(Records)

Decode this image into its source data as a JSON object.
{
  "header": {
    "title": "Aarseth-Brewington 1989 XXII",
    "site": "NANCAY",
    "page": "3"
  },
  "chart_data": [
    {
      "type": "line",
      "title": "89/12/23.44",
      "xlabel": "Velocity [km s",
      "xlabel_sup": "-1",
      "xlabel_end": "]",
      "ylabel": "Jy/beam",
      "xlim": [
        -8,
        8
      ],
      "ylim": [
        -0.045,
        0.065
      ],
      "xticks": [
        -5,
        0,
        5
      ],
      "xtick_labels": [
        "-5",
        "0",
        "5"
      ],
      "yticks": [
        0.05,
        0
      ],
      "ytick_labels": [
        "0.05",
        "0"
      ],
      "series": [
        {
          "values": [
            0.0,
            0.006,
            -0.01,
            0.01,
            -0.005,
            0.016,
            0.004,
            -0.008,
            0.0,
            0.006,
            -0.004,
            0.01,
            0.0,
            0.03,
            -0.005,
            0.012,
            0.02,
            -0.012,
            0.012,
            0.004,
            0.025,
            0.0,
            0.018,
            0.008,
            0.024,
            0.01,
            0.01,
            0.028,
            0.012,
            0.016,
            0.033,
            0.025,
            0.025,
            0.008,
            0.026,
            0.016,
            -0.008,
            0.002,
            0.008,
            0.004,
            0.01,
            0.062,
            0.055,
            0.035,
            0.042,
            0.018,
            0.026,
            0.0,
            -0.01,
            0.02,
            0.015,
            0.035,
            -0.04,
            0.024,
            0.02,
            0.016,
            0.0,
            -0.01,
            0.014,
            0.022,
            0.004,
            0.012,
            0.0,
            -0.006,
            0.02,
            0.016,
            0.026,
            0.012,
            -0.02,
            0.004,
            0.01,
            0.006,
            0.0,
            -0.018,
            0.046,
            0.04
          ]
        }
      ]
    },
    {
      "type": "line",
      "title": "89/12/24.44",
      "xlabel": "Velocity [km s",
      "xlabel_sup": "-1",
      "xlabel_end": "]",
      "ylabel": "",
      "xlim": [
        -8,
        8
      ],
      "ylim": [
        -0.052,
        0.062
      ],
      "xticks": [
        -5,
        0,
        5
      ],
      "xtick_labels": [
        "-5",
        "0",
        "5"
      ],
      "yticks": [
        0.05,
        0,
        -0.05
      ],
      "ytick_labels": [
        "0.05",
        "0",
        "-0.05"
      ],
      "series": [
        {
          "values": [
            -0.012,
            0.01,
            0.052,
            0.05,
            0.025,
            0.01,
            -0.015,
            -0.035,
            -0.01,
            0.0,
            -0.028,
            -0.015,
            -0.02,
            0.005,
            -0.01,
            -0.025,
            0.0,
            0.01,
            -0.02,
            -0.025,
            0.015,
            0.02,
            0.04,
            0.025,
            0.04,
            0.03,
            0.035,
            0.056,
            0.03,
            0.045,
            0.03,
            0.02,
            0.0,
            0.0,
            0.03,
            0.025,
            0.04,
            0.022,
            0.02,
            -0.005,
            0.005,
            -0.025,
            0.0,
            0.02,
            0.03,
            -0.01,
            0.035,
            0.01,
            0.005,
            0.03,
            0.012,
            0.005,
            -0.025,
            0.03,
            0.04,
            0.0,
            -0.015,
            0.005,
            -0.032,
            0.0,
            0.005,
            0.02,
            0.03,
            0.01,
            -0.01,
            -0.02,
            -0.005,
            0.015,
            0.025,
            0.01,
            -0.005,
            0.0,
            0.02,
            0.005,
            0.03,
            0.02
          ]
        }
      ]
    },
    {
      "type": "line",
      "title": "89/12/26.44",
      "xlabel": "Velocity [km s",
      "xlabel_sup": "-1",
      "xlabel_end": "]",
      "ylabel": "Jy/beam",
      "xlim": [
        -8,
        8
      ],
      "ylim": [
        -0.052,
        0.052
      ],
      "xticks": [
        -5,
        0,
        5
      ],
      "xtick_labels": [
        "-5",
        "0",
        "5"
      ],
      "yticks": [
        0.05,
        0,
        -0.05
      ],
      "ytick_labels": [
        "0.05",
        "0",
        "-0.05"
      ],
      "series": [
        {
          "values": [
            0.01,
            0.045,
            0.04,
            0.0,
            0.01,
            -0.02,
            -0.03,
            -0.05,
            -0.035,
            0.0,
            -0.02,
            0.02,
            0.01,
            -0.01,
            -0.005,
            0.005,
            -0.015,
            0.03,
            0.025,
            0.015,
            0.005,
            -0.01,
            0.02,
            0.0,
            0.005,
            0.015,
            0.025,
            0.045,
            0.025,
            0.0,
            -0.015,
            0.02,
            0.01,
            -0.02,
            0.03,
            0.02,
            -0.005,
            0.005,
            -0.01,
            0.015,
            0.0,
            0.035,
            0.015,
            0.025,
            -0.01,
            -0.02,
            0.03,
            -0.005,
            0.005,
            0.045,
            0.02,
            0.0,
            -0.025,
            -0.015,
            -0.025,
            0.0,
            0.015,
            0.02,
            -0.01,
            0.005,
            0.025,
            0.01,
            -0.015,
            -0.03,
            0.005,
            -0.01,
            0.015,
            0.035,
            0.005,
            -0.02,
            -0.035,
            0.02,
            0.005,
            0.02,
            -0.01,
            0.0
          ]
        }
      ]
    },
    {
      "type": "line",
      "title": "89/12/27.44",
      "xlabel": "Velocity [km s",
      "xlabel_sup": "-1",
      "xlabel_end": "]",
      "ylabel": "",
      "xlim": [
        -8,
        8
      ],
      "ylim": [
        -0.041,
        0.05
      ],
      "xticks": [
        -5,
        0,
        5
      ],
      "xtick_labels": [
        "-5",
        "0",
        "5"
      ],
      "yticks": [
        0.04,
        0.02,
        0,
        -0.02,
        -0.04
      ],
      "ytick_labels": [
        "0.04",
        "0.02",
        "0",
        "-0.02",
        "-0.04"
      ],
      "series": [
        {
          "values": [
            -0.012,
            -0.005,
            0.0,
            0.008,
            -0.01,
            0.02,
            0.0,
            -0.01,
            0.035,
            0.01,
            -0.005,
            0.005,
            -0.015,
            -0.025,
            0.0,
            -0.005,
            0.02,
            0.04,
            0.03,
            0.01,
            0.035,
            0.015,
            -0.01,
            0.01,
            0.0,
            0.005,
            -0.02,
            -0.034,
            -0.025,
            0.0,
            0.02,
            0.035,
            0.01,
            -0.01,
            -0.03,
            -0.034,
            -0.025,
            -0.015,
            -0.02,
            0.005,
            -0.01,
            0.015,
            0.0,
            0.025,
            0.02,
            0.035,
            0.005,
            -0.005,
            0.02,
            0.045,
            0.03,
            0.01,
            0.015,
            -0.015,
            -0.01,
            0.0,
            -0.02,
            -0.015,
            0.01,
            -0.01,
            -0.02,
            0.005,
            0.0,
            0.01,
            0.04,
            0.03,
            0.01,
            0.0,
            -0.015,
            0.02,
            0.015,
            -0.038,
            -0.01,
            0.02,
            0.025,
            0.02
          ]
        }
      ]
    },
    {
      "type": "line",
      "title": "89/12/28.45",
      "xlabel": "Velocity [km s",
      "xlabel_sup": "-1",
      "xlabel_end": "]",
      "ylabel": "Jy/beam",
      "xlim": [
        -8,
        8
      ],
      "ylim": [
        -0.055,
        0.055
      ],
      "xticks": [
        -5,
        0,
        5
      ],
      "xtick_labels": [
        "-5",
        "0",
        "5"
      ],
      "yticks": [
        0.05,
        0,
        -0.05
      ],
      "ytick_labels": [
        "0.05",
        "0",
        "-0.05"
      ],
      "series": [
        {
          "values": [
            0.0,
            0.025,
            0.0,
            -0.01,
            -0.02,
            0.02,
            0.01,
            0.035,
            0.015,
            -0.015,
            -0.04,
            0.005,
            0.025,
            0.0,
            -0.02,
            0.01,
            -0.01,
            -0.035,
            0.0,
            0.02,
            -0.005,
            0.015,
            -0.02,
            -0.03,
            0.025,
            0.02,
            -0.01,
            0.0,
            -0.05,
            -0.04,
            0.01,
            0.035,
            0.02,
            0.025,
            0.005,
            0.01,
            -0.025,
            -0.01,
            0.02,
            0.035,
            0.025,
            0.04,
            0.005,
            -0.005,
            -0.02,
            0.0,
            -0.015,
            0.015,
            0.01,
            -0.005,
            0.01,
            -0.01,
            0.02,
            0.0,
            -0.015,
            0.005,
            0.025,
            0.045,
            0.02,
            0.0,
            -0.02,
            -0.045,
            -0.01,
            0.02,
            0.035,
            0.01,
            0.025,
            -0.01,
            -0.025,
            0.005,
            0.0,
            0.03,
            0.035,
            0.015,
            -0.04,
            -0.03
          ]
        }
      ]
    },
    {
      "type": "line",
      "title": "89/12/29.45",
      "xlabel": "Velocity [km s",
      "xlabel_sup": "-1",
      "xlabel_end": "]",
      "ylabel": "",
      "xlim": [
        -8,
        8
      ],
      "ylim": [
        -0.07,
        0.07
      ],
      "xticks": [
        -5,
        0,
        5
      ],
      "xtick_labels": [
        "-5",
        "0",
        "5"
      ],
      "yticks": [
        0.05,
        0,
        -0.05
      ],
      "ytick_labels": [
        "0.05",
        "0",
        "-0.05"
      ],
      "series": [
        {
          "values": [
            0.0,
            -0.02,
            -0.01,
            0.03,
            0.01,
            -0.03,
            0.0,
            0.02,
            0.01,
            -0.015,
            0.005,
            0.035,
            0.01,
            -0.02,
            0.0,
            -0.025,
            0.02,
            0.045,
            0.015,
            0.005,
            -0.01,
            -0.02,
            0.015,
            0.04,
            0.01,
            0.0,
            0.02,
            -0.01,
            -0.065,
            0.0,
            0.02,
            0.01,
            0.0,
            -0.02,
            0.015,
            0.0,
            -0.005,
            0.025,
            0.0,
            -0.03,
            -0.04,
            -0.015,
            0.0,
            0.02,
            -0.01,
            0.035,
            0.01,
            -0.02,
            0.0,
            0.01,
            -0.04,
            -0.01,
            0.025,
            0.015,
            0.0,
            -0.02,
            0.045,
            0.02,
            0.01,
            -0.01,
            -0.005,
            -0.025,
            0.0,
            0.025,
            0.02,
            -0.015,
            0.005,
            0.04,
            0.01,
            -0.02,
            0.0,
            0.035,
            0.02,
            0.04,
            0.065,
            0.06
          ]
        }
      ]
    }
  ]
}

◆ **Exercise objective**: Where a line contains "title", copy that line.

◆ **Finished exercise**:
    "title": "Aarseth-Brewington 1989 XXII",
      "title": "89/12/23.44",
      "title": "89/12/24.44",
      "title": "89/12/26.44",
      "title": "89/12/27.44",
      "title": "89/12/28.45",
      "title": "89/12/29.45",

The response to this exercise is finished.